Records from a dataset
___

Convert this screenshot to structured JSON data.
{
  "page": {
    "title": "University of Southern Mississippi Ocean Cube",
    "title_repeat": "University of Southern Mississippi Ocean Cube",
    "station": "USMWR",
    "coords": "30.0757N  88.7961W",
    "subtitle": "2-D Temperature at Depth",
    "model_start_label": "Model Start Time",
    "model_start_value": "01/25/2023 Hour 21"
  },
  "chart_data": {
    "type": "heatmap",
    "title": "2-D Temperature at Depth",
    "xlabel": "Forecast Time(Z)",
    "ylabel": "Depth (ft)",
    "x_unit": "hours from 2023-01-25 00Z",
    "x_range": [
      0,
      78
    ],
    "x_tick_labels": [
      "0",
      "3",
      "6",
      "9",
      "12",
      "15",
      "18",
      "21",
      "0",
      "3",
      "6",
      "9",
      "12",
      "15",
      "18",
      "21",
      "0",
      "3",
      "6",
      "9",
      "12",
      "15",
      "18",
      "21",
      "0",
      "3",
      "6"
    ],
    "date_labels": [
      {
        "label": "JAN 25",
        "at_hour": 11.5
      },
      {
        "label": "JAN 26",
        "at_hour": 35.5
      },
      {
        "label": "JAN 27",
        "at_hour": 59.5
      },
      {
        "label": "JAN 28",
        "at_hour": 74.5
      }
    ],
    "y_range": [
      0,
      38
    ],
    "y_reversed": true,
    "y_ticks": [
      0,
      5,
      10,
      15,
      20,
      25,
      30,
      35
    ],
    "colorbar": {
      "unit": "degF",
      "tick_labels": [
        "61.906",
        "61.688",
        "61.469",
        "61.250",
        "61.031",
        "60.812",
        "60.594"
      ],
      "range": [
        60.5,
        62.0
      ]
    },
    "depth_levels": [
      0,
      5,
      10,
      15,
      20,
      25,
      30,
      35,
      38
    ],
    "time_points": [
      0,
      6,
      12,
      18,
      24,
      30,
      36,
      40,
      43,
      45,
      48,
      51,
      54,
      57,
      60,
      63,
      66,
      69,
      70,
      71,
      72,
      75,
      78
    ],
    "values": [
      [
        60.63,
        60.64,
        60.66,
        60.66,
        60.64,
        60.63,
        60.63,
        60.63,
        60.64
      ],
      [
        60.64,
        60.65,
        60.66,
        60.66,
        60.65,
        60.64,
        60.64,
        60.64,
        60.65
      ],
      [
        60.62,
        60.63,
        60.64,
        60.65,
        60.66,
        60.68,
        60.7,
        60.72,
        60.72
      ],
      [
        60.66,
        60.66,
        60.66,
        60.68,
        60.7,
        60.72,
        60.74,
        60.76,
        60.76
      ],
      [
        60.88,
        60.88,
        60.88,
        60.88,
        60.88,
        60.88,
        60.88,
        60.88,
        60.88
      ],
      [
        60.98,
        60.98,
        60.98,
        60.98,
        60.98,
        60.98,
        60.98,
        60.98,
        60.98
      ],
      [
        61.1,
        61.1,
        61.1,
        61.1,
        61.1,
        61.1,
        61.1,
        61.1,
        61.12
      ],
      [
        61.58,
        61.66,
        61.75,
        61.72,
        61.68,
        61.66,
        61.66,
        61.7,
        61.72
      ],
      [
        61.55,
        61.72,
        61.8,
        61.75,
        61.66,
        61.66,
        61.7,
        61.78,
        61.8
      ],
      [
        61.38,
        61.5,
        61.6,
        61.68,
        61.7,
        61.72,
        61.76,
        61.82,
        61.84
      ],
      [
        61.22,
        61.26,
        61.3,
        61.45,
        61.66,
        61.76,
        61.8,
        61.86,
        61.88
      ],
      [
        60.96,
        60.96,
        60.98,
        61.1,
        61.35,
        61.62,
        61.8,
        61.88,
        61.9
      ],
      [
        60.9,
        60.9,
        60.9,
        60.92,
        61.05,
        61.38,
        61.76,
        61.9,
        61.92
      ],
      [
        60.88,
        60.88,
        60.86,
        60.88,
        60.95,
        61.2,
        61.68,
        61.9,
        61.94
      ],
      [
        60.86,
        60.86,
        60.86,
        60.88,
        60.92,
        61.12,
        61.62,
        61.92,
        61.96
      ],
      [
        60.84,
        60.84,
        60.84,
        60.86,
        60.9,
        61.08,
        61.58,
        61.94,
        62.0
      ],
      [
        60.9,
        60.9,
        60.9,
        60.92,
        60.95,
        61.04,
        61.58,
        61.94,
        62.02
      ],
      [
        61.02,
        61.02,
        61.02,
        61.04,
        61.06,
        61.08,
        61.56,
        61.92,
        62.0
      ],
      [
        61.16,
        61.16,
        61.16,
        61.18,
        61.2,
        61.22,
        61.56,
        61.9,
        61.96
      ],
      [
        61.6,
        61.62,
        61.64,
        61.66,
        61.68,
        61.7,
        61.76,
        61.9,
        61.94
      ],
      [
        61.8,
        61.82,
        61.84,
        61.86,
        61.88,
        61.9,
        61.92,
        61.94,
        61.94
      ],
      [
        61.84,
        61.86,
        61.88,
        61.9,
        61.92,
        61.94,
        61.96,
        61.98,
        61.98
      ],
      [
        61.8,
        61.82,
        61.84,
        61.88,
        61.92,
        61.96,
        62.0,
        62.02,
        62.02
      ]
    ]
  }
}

___

## TASK:
Extract all lines from the material above that include the word "Mississippi".

## EXERCISE RESULT:
    "title": "University of Southern Mississippi Ocean Cube",
    "title_repeat": "University of Southern Mississippi Ocean Cube",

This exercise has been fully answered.